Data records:

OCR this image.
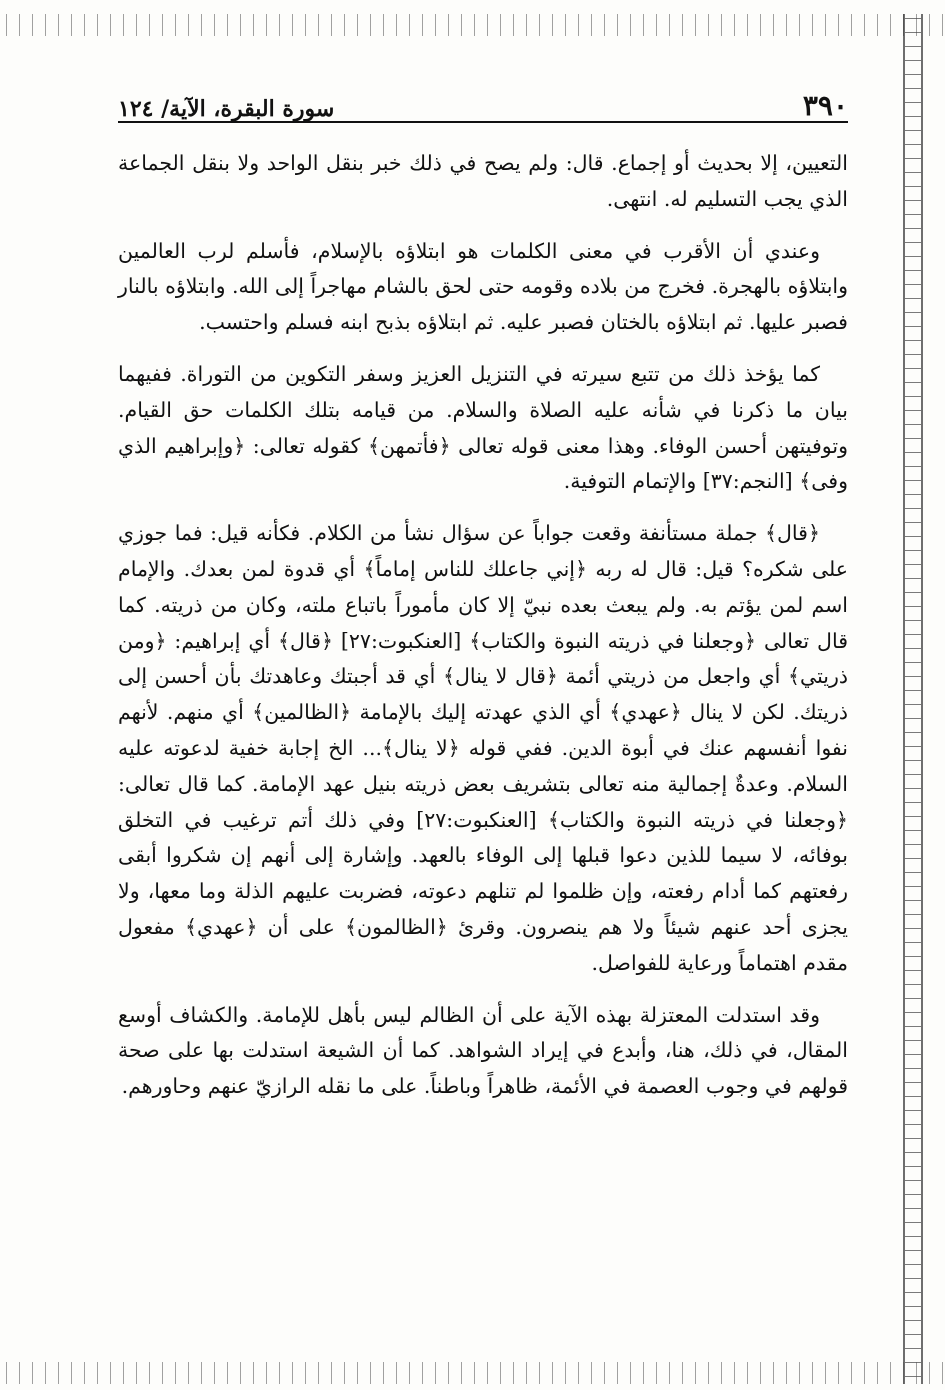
٣٩٠
سورة البقرة، الآية/ ١٢٤

التعيين، إلا بحديث أو إجماع. قال: ولم يصح في ذلك خبر بنقل الواحد ولا بنقل الجماعة الذي يجب التسليم له. انتهى.

وعندي أن الأقرب في معنى الكلمات هو ابتلاؤه بالإسلام، فأسلم لرب العالمين وابتلاؤه بالهجرة. فخرج من بلاده وقومه حتى لحق بالشام مهاجراً إلى الله. وابتلاؤه بالنار فصبر عليها. ثم ابتلاؤه بالختان فصبر عليه. ثم ابتلاؤه بذبح ابنه فسلم واحتسب.

كما يؤخذ ذلك من تتبع سيرته في التنزيل العزيز وسفر التكوين من التوراة. ففيهما بيان ما ذكرنا في شأنه عليه الصلاة والسلام. من قيامه بتلك الكلمات حق القيام. وتوفيتهن أحسن الوفاء. وهذا معنى قوله تعالى ﴿فأتمهن﴾ كقوله تعالى: ﴿وإبراهيم الذي وفى﴾ [النجم:٣٧] والإتمام التوفية.

﴿قال﴾ جملة مستأنفة وقعت جواباً عن سؤال نشأ من الكلام. فكأنه قيل: فما جوزي على شكره؟ قيل: قال له ربه ﴿إني جاعلك للناس إماماً﴾ أي قدوة لمن بعدك. والإمام اسم لمن يؤتم به. ولم يبعث بعده نبيّ إلا كان مأموراً باتباع ملته، وكان من ذريته. كما قال تعالى ﴿وجعلنا في ذريته النبوة والكتاب﴾ [العنكبوت:٢٧] ﴿قال﴾ أي إبراهيم: ﴿ومن ذريتي﴾ أي واجعل من ذريتي أئمة ﴿قال لا ينال﴾ أي قد أجبتك وعاهدتك بأن أحسن إلى ذريتك. لكن لا ينال ﴿عهدي﴾ أي الذي عهدته إليك بالإمامة ﴿الظالمين﴾ أي منهم. لأنهم نفوا أنفسهم عنك في أبوة الدين. ففي قوله ﴿لا ينال﴾... الخ إجابة خفية لدعوته عليه السلام. وعدةٌ إجمالية منه تعالى بتشريف بعض ذريته بنيل عهد الإمامة. كما قال تعالى: ﴿وجعلنا في ذريته النبوة والكتاب﴾ [العنكبوت:٢٧] وفي ذلك أتم ترغيب في التخلق بوفائه، لا سيما للذين دعوا قبلها إلى الوفاء بالعهد. وإشارة إلى أنهم إن شكروا أبقى رفعتهم كما أدام رفعته، وإن ظلموا لم تنلهم دعوته، فضربت عليهم الذلة وما معها، ولا يجزى أحد عنهم شيئاً ولا هم ينصرون. وقرئ ﴿الظالمون﴾ على أن ﴿عهدي﴾ مفعول مقدم اهتماماً ورعاية للفواصل.

وقد استدلت المعتزلة بهذه الآية على أن الظالم ليس بأهل للإمامة. والكشاف أوسع المقال، في ذلك، هنا، وأبدع في إيراد الشواهد. كما أن الشيعة استدلت بها على صحة قولهم في وجوب العصمة في الأئمة، ظاهراً وباطناً. على ما نقله الرازيّ عنهم وحاورهم.
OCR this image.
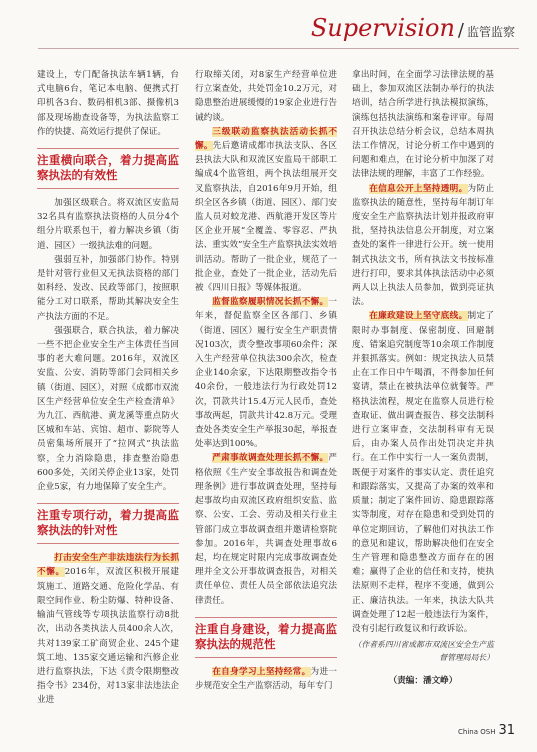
Supervision / 监管监察

建设上，专门配备执法车辆1辆，台式电脑6台，笔记本电脑、便携式打印机各3台、数码相机3部、摄像机3部及现场勘查设备等，为执法监察工作的快捷、高效运行提供了保证。

注重横向联合，着力提高监察执法的有效性

加强区级联合。将双流区安监局32名具有监察执法资格的人员分4个组分片联系包干，着力解决乡镇（街道、园区）一级执法难的问题。

强弱互补，加强部门协作。特别是针对管行业但又无执法资格的部门如科经、发改、民政等部门，按照职能分工对口联系，帮助其解决安全生产执法方面的不足。

强强联合，联合执法，着力解决一些不把企业安全生产主体责任当回事的老大难问题。2016年，双流区安监、公安、消防等部门会同相关乡镇（街道、园区），对照《成都市双流区生产经营单位安全生产检查清单》为九江、西航港、黄龙溪等重点防火区城和车站、宾馆、超市、影院等人员密集场所展开了“拉网式”执法监察，全力消除隐患，排查整治隐患600多处，关闭关停企业13家，处罚企业5家，有力地保障了安全生产。

注重专项行动，着力提高监察执法的针对性

打击安全生产非法违法行为长抓不懈。2016年，双流区积极开展建筑施工、道路交通、危险化学品、有限空间作业、粉尘防爆、特种设备、输油气管线等专项执法监察行动8批次，出动各类执法人员400余人次，共对139家工矿商贸企业、245个建筑工地、135家交通运输和汽修企业进行监察执法，下达《责令限期整改指令书》234份，对13家非法违法企业进

行取缔关闭，对8家生产经营单位进行立案查处，共处罚金10.2万元，对隐患整治进展缓慢的19家企业进行告诫约谈。

三级联动监察执法活动长抓不懈。先后邀请成都市执法支队、各区县执法大队和双流区安监局干部职工编成4个监管组，两个执法组展开交叉监察执法，自2016年9月开始，组织全区各乡镇（街道、园区）、部门安监人员对蛟龙港、西航港开发区等片区企业开展“全覆盖、零容忍、严执法、重实效”安全生产监察执法实效培训活动。帮助了一批企业，规范了一批企业，查处了一批企业，活动先后被《四川日报》等媒体报道。

监督监察履职情况长抓不懈。一年来，督促监察全区各部门、乡镇（街道、园区）履行安全生产职责情况103次，责令整改事项60余件；深入生产经营单位执法300余次，检查企业140余家，下达限期整改指令书40余份，一般违法行为行政处罚12次，罚款共计15.4万元人民币，查处事故两起，罚款共计42.8万元。受理查处各类安全生产举报30起，举报查处率达到100%。

严肃事故调查处理长抓不懈。严格依照《生产安全事故报告和调查处理条例》进行事故调查处理，坚持每起事故均由双流区政府组织安监、监察、公安、工会、劳动及相关行业主管部门成立事故调查组并邀请检察院参加。2016年，共调查处理事故6起，均在规定时限内完成事故调查处理并全文公开事故调查报告，对相关责任单位、责任人员全部依法追究法律责任。

注重自身建设，着力提高监察执法的规范性

在自身学习上坚持经常。为进一步规范安全生产监察活动，每年专门

拿出时间，在全面学习法律法规的基础上，参加双流区法制办举行的执法培训，结合所学进行执法模拟演练，演练包括执法演练和案卷评审。每周召开执法总结分析会议，总结本周执法工作情况，讨论分析工作中遇到的问题和难点，在讨论分析中加深了对法律法规的理解，丰富了工作经验。

在信息公开上坚持透明。为防止监察执法的随意性，坚持每年制订年度安全生产监察执法计划并报政府审批，坚持执法信息公开制度，对立案查处的案件一律进行公开。统一使用制式执法文书，所有执法文书按标准进行打印，要求其体执法活动中必须两人以上执法人员参加，做到亮证执法。

在廉政建设上坚守底线。制定了限时办事制度、保密制度、回避制度、错案追究制度等10余项工作制度并狠抓落实。例如：规定执法人员禁止在工作日中午喝酒，不得参加任何宴请，禁止在被执法单位就餐等。严格执法流程，规定在监察人员进行检查取证、做出调查报告、移交法制科进行立案审查，交法制科审有无误后，由办案人员作出处罚决定并执行。在工作中实行一人一案负责制，既便于对案件的事实认定、责任追究和跟踪落实，又提高了办案的效率和质量；制定了案件回访、隐患跟踪落实等制度，对存在隐患和受到处罚的单位定期回访，了解他们对执法工作的意见和建议，帮助解决他们在安全生产管理和隐患整改方面存在的困难；赢得了企业的信任和支持，使执法原则不走样，程序不变通，做到公正、廉洁执法。一年来，执法大队共调查处理了12起一般违法行为案件，没有引起行政复议和行政诉讼。

（作者系四川省成都市双流区安全生产监督管理局局长）

（责编：潘文峥）

China OSH 31
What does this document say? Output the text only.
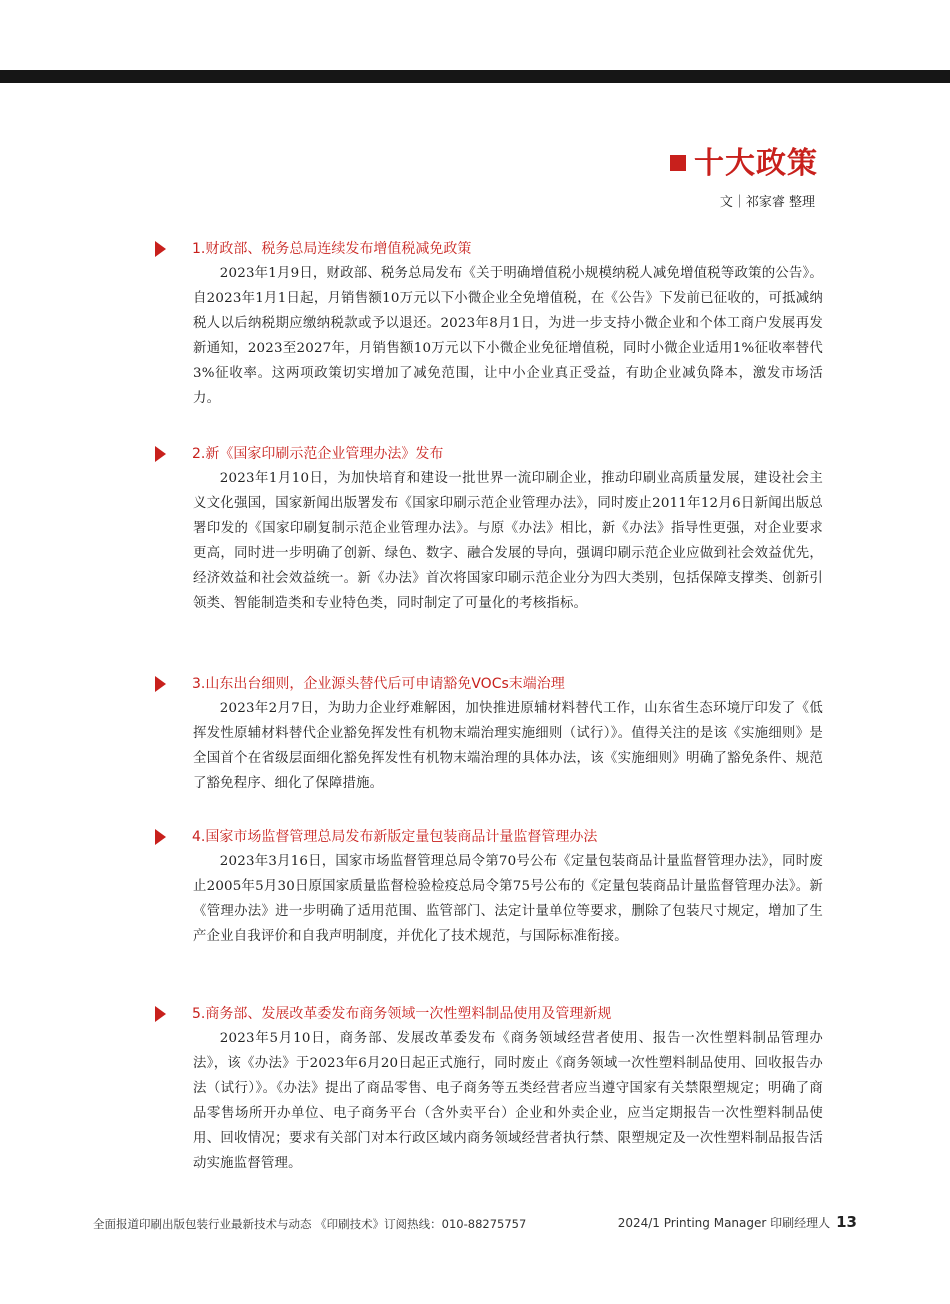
十大政策
文｜祁家睿 整理
1.财政部、税务总局连续发布增值税减免政策
2023年1月9日，财政部、税务总局发布《关于明确增值税小规模纳税人减免增值税等政策的公告》。自2023年1月1日起，月销售额10万元以下小微企业全免增值税，在《公告》下发前已征收的，可抵减纳税人以后纳税期应缴纳税款或予以退还。2023年8月1日，为进一步支持小微企业和个体工商户发展再发新通知，2023至2027年，月销售额10万元以下小微企业免征增值税，同时小微企业适用1%征收率替代3%征收率。这两项政策切实增加了减免范围，让中小企业真正受益，有助企业减负降本，激发市场活力。
2.新《国家印刷示范企业管理办法》发布
2023年1月10日，为加快培育和建设一批世界一流印刷企业，推动印刷业高质量发展，建设社会主义文化强国，国家新闻出版署发布《国家印刷示范企业管理办法》，同时废止2011年12月6日新闻出版总署印发的《国家印刷复制示范企业管理办法》。与原《办法》相比，新《办法》指导性更强，对企业要求更高，同时进一步明确了创新、绿色、数字、融合发展的导向，强调印刷示范企业应做到社会效益优先，经济效益和社会效益统一。新《办法》首次将国家印刷示范企业分为四大类别，包括保障支撑类、创新引领类、智能制造类和专业特色类，同时制定了可量化的考核指标。
3.山东出台细则，企业源头替代后可申请豁免VOCs末端治理
2023年2月7日，为助力企业纾难解困，加快推进原辅材料替代工作，山东省生态环境厅印发了《低挥发性原辅材料替代企业豁免挥发性有机物末端治理实施细则（试行）》。值得关注的是该《实施细则》是全国首个在省级层面细化豁免挥发性有机物末端治理的具体办法，该《实施细则》明确了豁免条件、规范了豁免程序、细化了保障措施。
4.国家市场监督管理总局发布新版定量包装商品计量监督管理办法
2023年3月16日，国家市场监督管理总局令第70号公布《定量包装商品计量监督管理办法》，同时废止2005年5月30日原国家质量监督检验检疫总局令第75号公布的《定量包装商品计量监督管理办法》。新《管理办法》进一步明确了适用范围、监管部门、法定计量单位等要求，删除了包装尺寸规定，增加了生产企业自我评价和自我声明制度，并优化了技术规范，与国际标准衔接。
5.商务部、发展改革委发布商务领域一次性塑料制品使用及管理新规
2023年5月10日，商务部、发展改革委发布《商务领域经营者使用、报告一次性塑料制品管理办法》，该《办法》于2023年6月20日起正式施行，同时废止《商务领域一次性塑料制品使用、回收报告办法（试行）》。《办法》提出了商品零售、电子商务等五类经营者应当遵守国家有关禁限塑规定；明确了商品零售场所开办单位、电子商务平台（含外卖平台）企业和外卖企业，应当定期报告一次性塑料制品使用、回收情况；要求有关部门对本行政区域内商务领域经营者执行禁、限塑规定及一次性塑料制品报告活动实施监督管理。
全面报道印刷出版包装行业最新技术与动态 《印刷技术》订阅热线：010-88275757	2024/1 Printing Manager 印刷经理人 13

◆ **DIRECTIONS FOR THIS TASK**
Say how many lines include the word "国家印刷示范企业管理办法"; reply with the number alone.

◆ **WRITTEN REPLY**
2